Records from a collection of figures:
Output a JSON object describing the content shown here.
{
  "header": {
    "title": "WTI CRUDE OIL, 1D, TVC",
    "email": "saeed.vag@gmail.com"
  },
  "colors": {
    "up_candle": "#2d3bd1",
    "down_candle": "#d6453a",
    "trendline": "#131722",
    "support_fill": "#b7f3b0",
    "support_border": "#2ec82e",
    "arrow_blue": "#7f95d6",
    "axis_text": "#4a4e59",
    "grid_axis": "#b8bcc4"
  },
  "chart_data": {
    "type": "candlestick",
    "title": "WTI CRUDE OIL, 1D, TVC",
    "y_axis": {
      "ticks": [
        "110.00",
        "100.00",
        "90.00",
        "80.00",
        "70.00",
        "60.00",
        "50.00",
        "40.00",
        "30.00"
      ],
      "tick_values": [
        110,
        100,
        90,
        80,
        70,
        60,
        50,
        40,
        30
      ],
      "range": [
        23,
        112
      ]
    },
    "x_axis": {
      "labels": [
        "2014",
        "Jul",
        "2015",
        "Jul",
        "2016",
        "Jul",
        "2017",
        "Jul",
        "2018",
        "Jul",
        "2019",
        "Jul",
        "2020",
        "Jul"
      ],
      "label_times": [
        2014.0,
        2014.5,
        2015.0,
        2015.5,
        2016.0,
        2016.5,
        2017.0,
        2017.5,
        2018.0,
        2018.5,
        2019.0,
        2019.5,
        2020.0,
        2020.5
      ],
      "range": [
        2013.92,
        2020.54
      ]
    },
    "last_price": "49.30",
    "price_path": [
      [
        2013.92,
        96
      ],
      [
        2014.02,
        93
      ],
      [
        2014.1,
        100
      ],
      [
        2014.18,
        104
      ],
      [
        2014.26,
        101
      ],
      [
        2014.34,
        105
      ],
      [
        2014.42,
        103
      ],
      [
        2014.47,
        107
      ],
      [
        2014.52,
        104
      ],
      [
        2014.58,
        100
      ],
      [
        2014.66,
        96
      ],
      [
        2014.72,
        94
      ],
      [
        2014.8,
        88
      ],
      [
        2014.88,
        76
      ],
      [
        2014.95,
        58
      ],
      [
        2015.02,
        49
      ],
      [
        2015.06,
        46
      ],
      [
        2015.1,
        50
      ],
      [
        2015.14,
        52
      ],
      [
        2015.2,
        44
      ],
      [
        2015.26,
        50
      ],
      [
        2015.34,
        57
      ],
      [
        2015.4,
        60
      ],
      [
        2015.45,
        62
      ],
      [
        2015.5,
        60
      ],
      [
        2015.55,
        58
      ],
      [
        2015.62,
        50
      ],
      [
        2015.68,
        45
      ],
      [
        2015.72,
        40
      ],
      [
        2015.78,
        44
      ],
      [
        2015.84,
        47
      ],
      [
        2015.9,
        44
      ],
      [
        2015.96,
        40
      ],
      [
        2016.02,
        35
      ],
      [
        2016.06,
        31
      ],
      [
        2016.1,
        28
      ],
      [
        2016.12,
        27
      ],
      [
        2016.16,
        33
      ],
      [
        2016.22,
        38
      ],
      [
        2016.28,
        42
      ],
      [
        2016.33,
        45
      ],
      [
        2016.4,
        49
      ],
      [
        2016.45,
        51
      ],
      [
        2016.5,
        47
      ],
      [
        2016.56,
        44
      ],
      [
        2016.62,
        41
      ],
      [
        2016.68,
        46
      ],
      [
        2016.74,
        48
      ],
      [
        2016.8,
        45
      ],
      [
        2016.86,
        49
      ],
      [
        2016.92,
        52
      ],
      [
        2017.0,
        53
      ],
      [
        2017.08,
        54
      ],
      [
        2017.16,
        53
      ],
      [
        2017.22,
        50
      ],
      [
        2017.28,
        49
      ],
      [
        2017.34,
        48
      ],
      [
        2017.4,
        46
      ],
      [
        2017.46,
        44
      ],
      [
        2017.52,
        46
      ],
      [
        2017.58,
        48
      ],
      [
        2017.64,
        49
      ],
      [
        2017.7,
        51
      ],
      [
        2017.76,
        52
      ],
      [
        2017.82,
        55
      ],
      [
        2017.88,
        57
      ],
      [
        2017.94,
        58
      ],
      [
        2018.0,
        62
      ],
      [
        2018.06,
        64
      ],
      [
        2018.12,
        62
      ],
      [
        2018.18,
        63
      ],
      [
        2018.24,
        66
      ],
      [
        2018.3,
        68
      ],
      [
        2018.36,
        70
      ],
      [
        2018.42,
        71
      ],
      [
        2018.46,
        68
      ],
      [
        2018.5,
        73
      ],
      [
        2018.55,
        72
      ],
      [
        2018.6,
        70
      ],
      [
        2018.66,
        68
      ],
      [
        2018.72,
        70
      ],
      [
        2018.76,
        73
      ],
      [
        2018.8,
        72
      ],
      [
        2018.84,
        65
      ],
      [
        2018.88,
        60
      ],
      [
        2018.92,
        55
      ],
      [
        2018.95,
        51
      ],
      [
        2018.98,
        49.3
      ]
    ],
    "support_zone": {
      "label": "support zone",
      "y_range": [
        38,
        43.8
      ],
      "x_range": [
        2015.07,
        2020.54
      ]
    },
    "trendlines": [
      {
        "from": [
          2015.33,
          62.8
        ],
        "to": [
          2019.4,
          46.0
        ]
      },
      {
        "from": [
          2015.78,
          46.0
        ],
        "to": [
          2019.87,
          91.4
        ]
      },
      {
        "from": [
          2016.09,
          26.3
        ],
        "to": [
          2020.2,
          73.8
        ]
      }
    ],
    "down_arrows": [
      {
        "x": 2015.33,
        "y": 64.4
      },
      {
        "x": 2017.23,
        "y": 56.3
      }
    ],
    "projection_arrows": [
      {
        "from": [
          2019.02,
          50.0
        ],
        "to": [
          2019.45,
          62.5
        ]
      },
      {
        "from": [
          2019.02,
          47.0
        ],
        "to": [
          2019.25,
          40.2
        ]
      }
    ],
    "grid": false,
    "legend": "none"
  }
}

Goal:
Write down all the entries again without a single difference.

Finished exercise:
Output a JSON object describing the content shown here.
{
  "header": {
    "title": "WTI CRUDE OIL, 1D, TVC",
    "email": "saeed.vag@gmail.com"
  },
  "colors": {
    "up_candle": "#2d3bd1",
    "down_candle": "#d6453a",
    "trendline": "#131722",
    "support_fill": "#b7f3b0",
    "support_border": "#2ec82e",
    "arrow_blue": "#7f95d6",
    "axis_text": "#4a4e59",
    "grid_axis": "#b8bcc4"
  },
  "chart_data": {
    "type": "candlestick",
    "title": "WTI CRUDE OIL, 1D, TVC",
    "y_axis": {
      "ticks": [
        "110.00",
        "100.00",
        "90.00",
        "80.00",
        "70.00",
        "60.00",
        "50.00",
        "40.00",
        "30.00"
      ],
      "tick_values": [
        110,
        100,
        90,
        80,
        70,
        60,
        50,
        40,
        30
      ],
      "range": [
        23,
        112
      ]
    },
    "x_axis": {
      "labels": [
        "2014",
        "Jul",
        "2015",
        "Jul",
        "2016",
        "Jul",
        "2017",
        "Jul",
        "2018",
        "Jul",
        "2019",
        "Jul",
        "2020",
        "Jul"
      ],
      "label_times": [
        2014.0,
        2014.5,
        2015.0,
        2015.5,
        2016.0,
        2016.5,
        2017.0,
        2017.5,
        2018.0,
        2018.5,
        2019.0,
        2019.5,
        2020.0,
        2020.5
      ],
      "range": [
        2013.92,
        2020.54
      ]
    },
    "last_price": "49.30",
    "price_path": [
      [
        2013.92,
        96
      ],
      [
        2014.02,
        93
      ],
      [
        2014.1,
        100
      ],
      [
        2014.18,
        104
      ],
      [
        2014.26,
        101
      ],
      [
        2014.34,
        105
      ],
      [
        2014.42,
        103
      ],
      [
        2014.47,
        107
      ],
      [
        2014.52,
        104
      ],
      [
        2014.58,
        100
      ],
      [
        2014.66,
        96
      ],
      [
        2014.72,
        94
      ],
      [
        2014.8,
        88
      ],
      [
        2014.88,
        76
      ],
      [
        2014.95,
        58
      ],
      [
        2015.02,
        49
      ],
      [
        2015.06,
        46
      ],
      [
        2015.1,
        50
      ],
      [
        2015.14,
        52
      ],
      [
        2015.2,
        44
      ],
      [
        2015.26,
        50
      ],
      [
        2015.34,
        57
      ],
      [
        2015.4,
        60
      ],
      [
        2015.45,
        62
      ],
      [
        2015.5,
        60
      ],
      [
        2015.55,
        58
      ],
      [
        2015.62,
        50
      ],
      [
        2015.68,
        45
      ],
      [
        2015.72,
        40
      ],
      [
        2015.78,
        44
      ],
      [
        2015.84,
        47
      ],
      [
        2015.9,
        44
      ],
      [
        2015.96,
        40
      ],
      [
        2016.02,
        35
      ],
      [
        2016.06,
        31
      ],
      [
        2016.1,
        28
      ],
      [
        2016.12,
        27
      ],
      [
        2016.16,
        33
      ],
      [
        2016.22,
        38
      ],
      [
        2016.28,
        42
      ],
      [
        2016.33,
        45
      ],
      [
        2016.4,
        49
      ],
      [
        2016.45,
        51
      ],
      [
        2016.5,
        47
      ],
      [
        2016.56,
        44
      ],
      [
        2016.62,
        41
      ],
      [
        2016.68,
        46
      ],
      [
        2016.74,
        48
      ],
      [
        2016.8,
        45
      ],
      [
        2016.86,
        49
      ],
      [
        2016.92,
        52
      ],
      [
        2017.0,
        53
      ],
      [
        2017.08,
        54
      ],
      [
        2017.16,
        53
      ],
      [
        2017.22,
        50
      ],
      [
        2017.28,
        49
      ],
      [
        2017.34,
        48
      ],
      [
        2017.4,
        46
      ],
      [
        2017.46,
        44
      ],
      [
        2017.52,
        46
      ],
      [
        2017.58,
        48
      ],
      [
        2017.64,
        49
      ],
      [
        2017.7,
        51
      ],
      [
        2017.76,
        52
      ],
      [
        2017.82,
        55
      ],
      [
        2017.88,
        57
      ],
      [
        2017.94,
        58
      ],
      [
        2018.0,
        62
      ],
      [
        2018.06,
        64
      ],
      [
        2018.12,
        62
      ],
      [
        2018.18,
        63
      ],
      [
        2018.24,
        66
      ],
      [
        2018.3,
        68
      ],
      [
        2018.36,
        70
      ],
      [
        2018.42,
        71
      ],
      [
        2018.46,
        68
      ],
      [
        2018.5,
        73
      ],
      [
        2018.55,
        72
      ],
      [
        2018.6,
        70
      ],
      [
        2018.66,
        68
      ],
      [
        2018.72,
        70
      ],
      [
        2018.76,
        73
      ],
      [
        2018.8,
        72
      ],
      [
        2018.84,
        65
      ],
      [
        2018.88,
        60
      ],
      [
        2018.92,
        55
      ],
      [
        2018.95,
        51
      ],
      [
        2018.98,
        49.3
      ]
    ],
    "support_zone": {
      "label": "support zone",
      "y_range": [
        38,
        43.8
      ],
      "x_range": [
        2015.07,
        2020.54
      ]
    },
    "trendlines": [
      {
        "from": [
          2015.33,
          62.8
        ],
        "to": [
          2019.4,
          46.0
        ]
      },
      {
        "from": [
          2015.78,
          46.0
        ],
        "to": [
          2019.87,
          91.4
        ]
      },
      {
        "from": [
          2016.09,
          26.3
        ],
        "to": [
          2020.2,
          73.8
        ]
      }
    ],
    "down_arrows": [
      {
        "x": 2015.33,
        "y": 64.4
      },
      {
        "x": 2017.23,
        "y": 56.3
      }
    ],
    "projection_arrows": [
      {
        "from": [
          2019.02,
          50.0
        ],
        "to": [
          2019.45,
          62.5
        ]
      },
      {
        "from": [
          2019.02,
          47.0
        ],
        "to": [
          2019.25,
          40.2
        ]
      }
    ],
    "grid": false,
    "legend": "none"
  }
}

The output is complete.